Objective -> Print every line of the listing exactly, please.

Data supplied ->
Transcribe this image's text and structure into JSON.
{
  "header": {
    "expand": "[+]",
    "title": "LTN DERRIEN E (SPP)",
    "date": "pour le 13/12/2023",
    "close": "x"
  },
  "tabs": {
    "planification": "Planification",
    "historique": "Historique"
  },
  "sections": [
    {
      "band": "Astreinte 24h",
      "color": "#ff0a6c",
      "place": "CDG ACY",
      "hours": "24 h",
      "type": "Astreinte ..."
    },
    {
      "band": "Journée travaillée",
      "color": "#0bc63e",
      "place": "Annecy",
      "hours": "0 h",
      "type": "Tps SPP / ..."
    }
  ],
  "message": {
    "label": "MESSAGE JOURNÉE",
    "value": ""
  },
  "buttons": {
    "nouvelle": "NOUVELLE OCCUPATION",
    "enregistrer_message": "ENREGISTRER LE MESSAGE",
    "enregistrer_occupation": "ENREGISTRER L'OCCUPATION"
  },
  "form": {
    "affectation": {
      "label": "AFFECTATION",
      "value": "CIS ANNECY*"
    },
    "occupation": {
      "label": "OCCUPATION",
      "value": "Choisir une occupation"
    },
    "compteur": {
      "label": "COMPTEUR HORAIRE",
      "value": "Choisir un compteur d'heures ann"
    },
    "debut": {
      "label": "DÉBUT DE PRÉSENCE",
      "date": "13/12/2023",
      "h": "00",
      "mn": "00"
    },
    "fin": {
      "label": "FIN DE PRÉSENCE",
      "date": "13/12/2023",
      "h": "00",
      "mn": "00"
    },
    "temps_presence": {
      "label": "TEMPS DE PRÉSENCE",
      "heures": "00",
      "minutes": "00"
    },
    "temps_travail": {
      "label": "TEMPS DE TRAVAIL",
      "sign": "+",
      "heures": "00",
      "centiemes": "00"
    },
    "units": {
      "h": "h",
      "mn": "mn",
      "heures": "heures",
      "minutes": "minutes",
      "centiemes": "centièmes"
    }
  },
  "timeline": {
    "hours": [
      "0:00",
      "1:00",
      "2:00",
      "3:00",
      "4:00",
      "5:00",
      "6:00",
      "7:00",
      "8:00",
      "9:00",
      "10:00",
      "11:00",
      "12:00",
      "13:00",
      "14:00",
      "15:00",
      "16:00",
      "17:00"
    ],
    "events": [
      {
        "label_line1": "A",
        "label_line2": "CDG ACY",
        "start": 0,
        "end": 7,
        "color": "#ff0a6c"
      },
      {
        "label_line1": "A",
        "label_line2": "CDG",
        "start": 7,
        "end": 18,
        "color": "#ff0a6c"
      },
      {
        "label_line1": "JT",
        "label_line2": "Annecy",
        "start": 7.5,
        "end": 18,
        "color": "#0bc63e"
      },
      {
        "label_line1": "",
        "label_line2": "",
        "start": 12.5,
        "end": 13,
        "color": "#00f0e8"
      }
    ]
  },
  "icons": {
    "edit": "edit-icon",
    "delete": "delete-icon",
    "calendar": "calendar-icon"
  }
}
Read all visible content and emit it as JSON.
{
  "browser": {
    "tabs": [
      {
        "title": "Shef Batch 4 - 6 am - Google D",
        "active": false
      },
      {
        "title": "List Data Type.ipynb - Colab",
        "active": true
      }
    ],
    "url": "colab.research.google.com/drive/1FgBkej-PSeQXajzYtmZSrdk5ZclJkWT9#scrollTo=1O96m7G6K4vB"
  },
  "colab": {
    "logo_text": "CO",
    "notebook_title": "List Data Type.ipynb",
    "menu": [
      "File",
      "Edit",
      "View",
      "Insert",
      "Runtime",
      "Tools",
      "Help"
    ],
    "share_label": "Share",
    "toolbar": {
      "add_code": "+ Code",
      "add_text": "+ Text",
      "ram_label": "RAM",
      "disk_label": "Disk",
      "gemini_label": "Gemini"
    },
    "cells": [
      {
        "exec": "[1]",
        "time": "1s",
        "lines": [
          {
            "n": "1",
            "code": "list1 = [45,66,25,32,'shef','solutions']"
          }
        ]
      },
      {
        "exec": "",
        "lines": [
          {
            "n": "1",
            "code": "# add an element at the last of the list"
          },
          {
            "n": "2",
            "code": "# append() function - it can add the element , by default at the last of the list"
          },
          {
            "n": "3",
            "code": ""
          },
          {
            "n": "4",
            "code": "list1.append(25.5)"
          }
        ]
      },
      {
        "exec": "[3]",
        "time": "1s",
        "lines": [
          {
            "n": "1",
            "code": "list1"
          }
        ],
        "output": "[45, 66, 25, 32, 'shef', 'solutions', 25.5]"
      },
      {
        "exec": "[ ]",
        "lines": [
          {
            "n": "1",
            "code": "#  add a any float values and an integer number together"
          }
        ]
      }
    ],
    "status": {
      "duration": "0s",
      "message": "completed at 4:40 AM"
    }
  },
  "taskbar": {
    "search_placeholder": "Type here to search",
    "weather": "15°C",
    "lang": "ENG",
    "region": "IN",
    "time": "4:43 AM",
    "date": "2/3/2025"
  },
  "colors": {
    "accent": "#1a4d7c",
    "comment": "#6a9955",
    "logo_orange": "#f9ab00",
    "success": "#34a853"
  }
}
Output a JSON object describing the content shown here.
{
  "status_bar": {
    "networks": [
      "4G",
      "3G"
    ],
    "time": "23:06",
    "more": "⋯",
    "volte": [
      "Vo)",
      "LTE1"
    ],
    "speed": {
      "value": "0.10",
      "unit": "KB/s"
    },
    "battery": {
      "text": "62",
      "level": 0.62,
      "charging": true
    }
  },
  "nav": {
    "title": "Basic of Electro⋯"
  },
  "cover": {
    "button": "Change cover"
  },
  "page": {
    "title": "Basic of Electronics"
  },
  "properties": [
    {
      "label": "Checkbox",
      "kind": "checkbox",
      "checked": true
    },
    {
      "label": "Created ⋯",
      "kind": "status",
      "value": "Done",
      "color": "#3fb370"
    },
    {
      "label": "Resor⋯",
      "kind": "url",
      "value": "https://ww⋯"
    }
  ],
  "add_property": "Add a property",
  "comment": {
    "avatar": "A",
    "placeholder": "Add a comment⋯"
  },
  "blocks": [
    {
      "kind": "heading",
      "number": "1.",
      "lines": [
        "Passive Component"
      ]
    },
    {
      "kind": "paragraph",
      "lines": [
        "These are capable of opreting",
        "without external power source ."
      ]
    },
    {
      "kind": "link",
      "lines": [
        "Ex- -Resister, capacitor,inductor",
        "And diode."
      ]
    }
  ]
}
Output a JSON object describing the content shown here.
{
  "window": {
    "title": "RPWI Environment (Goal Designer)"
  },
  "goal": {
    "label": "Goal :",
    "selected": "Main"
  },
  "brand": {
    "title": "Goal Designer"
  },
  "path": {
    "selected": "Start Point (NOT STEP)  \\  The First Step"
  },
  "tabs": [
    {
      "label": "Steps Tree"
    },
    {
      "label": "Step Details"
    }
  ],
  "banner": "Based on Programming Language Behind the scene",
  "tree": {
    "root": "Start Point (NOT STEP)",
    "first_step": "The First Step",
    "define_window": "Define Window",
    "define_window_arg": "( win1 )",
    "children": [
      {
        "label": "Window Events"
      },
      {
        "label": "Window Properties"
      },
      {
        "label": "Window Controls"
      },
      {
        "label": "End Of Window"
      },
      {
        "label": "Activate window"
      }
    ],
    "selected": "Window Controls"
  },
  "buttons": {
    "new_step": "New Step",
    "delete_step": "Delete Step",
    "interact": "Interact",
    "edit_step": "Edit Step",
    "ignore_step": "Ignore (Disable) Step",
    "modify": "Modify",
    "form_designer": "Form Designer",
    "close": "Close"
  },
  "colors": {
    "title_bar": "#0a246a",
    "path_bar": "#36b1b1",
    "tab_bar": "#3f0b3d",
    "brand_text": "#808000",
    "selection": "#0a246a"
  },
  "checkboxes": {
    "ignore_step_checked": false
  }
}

Correct output ->
Transcribe this image's text and structure into JSON.
{
  "header": {
    "expand": "[+]",
    "title": "LTN DERRIEN E (SPP)",
    "date": "pour le 13/12/2023",
    "close": "x"
  },
  "tabs": {
    "planification": "Planification",
    "historique": "Historique"
  },
  "sections": [
    {
      "band": "Astreinte 24h",
      "color": "#ff0a6c",
      "place": "CDG ACY",
      "hours": "24 h",
      "type": "Astreinte ..."
    },
    {
      "band": "Journée travaillée",
      "color": "#0bc63e",
      "place": "Annecy",
      "hours": "0 h",
      "type": "Tps SPP / ..."
    }
  ],
  "message": {
    "label": "MESSAGE JOURNÉE",
    "value": ""
  },
  "buttons": {
    "nouvelle": "NOUVELLE OCCUPATION",
    "enregistrer_message": "ENREGISTRER LE MESSAGE",
    "enregistrer_occupation": "ENREGISTRER L'OCCUPATION"
  },
  "form": {
    "affectation": {
      "label": "AFFECTATION",
      "value": "CIS ANNECY*"
    },
    "occupation": {
      "label": "OCCUPATION",
      "value": "Choisir une occupation"
    },
    "compteur": {
      "label": "COMPTEUR HORAIRE",
      "value": "Choisir un compteur d'heures ann"
    },
    "debut": {
      "label": "DÉBUT DE PRÉSENCE",
      "date": "13/12/2023",
      "h": "00",
      "mn": "00"
    },
    "fin": {
      "label": "FIN DE PRÉSENCE",
      "date": "13/12/2023",
      "h": "00",
      "mn": "00"
    },
    "temps_presence": {
      "label": "TEMPS DE PRÉSENCE",
      "heures": "00",
      "minutes": "00"
    },
    "temps_travail": {
      "label": "TEMPS DE TRAVAIL",
      "sign": "+",
      "heures": "00",
      "centiemes": "00"
    },
    "units": {
      "h": "h",
      "mn": "mn",
      "heures": "heures",
      "minutes": "minutes",
      "centiemes": "centièmes"
    }
  },
  "timeline": {
    "hours": [
      "0:00",
      "1:00",
      "2:00",
      "3:00",
      "4:00",
      "5:00",
      "6:00",
      "7:00",
      "8:00",
      "9:00",
      "10:00",
      "11:00",
      "12:00",
      "13:00",
      "14:00",
      "15:00",
      "16:00",
      "17:00"
    ],
    "events": [
      {
        "label_line1": "A",
        "label_line2": "CDG ACY",
        "start": 0,
        "end": 7,
        "color": "#ff0a6c"
      },
      {
        "label_line1": "A",
        "label_line2": "CDG",
        "start": 7,
        "end": 18,
        "color": "#ff0a6c"
      },
      {
        "label_line1": "JT",
        "label_line2": "Annecy",
        "start": 7.5,
        "end": 18,
        "color": "#0bc63e"
      },
      {
        "label_line1": "",
        "label_line2": "",
        "start": 12.5,
        "end": 13,
        "color": "#00f0e8"
      }
    ]
  },
  "icons": {
    "edit": "edit-icon",
    "delete": "delete-icon",
    "calendar": "calendar-icon"
  }
}
Read all visible content and emit it as JSON.
{
  "browser": {
    "tabs": [
      {
        "title": "Shef Batch 4 - 6 am - Google D",
        "active": false
      },
      {
        "title": "List Data Type.ipynb - Colab",
        "active": true
      }
    ],
    "url": "colab.research.google.com/drive/1FgBkej-PSeQXajzYtmZSrdk5ZclJkWT9#scrollTo=1O96m7G6K4vB"
  },
  "colab": {
    "logo_text": "CO",
    "notebook_title": "List Data Type.ipynb",
    "menu": [
      "File",
      "Edit",
      "View",
      "Insert",
      "Runtime",
      "Tools",
      "Help"
    ],
    "share_label": "Share",
    "toolbar": {
      "add_code": "+ Code",
      "add_text": "+ Text",
      "ram_label": "RAM",
      "disk_label": "Disk",
      "gemini_label": "Gemini"
    },
    "cells": [
      {
        "exec": "[1]",
        "time": "1s",
        "lines": [
          {
            "n": "1",
            "code": "list1 = [45,66,25,32,'shef','solutions']"
          }
        ]
      },
      {
        "exec": "",
        "lines": [
          {
            "n": "1",
            "code": "# add an element at the last of the list"
          },
          {
            "n": "2",
            "code": "# append() function - it can add the element , by default at the last of the list"
          },
          {
            "n": "3",
            "code": ""
          },
          {
            "n": "4",
            "code": "list1.append(25.5)"
          }
        ]
      },
      {
        "exec": "[3]",
        "time": "1s",
        "lines": [
          {
            "n": "1",
            "code": "list1"
          }
        ],
        "output": "[45, 66, 25, 32, 'shef', 'solutions', 25.5]"
      },
      {
        "exec": "[ ]",
        "lines": [
          {
            "n": "1",
            "code": "#  add a any float values and an integer number together"
          }
        ]
      }
    ],
    "status": {
      "duration": "0s",
      "message": "completed at 4:40 AM"
    }
  },
  "taskbar": {
    "search_placeholder": "Type here to search",
    "weather": "15°C",
    "lang": "ENG",
    "region": "IN",
    "time": "4:43 AM",
    "date": "2/3/2025"
  },
  "colors": {
    "accent": "#1a4d7c",
    "comment": "#6a9955",
    "logo_orange": "#f9ab00",
    "success": "#34a853"
  }
}
Output a JSON object describing the content shown here.
{
  "status_bar": {
    "networks": [
      "4G",
      "3G"
    ],
    "time": "23:06",
    "more": "⋯",
    "volte": [
      "Vo)",
      "LTE1"
    ],
    "speed": {
      "value": "0.10",
      "unit": "KB/s"
    },
    "battery": {
      "text": "62",
      "level": 0.62,
      "charging": true
    }
  },
  "nav": {
    "title": "Basic of Electro⋯"
  },
  "cover": {
    "button": "Change cover"
  },
  "page": {
    "title": "Basic of Electronics"
  },
  "properties": [
    {
      "label": "Checkbox",
      "kind": "checkbox",
      "checked": true
    },
    {
      "label": "Created ⋯",
      "kind": "status",
      "value": "Done",
      "color": "#3fb370"
    },
    {
      "label": "Resor⋯",
      "kind": "url",
      "value": "https://ww⋯"
    }
  ],
  "add_property": "Add a property",
  "comment": {
    "avatar": "A",
    "placeholder": "Add a comment⋯"
  },
  "blocks": [
    {
      "kind": "heading",
      "number": "1.",
      "lines": [
        "Passive Component"
      ]
    },
    {
      "kind": "paragraph",
      "lines": [
        "These are capable of opreting",
        "without external power source ."
      ]
    },
    {
      "kind": "link",
      "lines": [
        "Ex- -Resister, capacitor,inductor",
        "And diode."
      ]
    }
  ]
}
Output a JSON object describing the content shown here.
{
  "window": {
    "title": "RPWI Environment (Goal Designer)"
  },
  "goal": {
    "label": "Goal :",
    "selected": "Main"
  },
  "brand": {
    "title": "Goal Designer"
  },
  "path": {
    "selected": "Start Point (NOT STEP)  \\  The First Step"
  },
  "tabs": [
    {
      "label": "Steps Tree"
    },
    {
      "label": "Step Details"
    }
  ],
  "banner": "Based on Programming Language Behind the scene",
  "tree": {
    "root": "Start Point (NOT STEP)",
    "first_step": "The First Step",
    "define_window": "Define Window",
    "define_window_arg": "( win1 )",
    "children": [
      {
        "label": "Window Events"
      },
      {
        "label": "Window Properties"
      },
      {
        "label": "Window Controls"
      },
      {
        "label": "End Of Window"
      },
      {
        "label": "Activate window"
      }
    ],
    "selected": "Window Controls"
  },
  "buttons": {
    "new_step": "New Step",
    "delete_step": "Delete Step",
    "interact": "Interact",
    "edit_step": "Edit Step",
    "ignore_step": "Ignore (Disable) Step",
    "modify": "Modify",
    "form_designer": "Form Designer",
    "close": "Close"
  },
  "colors": {
    "title_bar": "#0a246a",
    "path_bar": "#36b1b1",
    "tab_bar": "#3f0b3d",
    "brand_text": "#808000",
    "selection": "#0a246a"
  },
  "checkboxes": {
    "ignore_step_checked": false
  }
}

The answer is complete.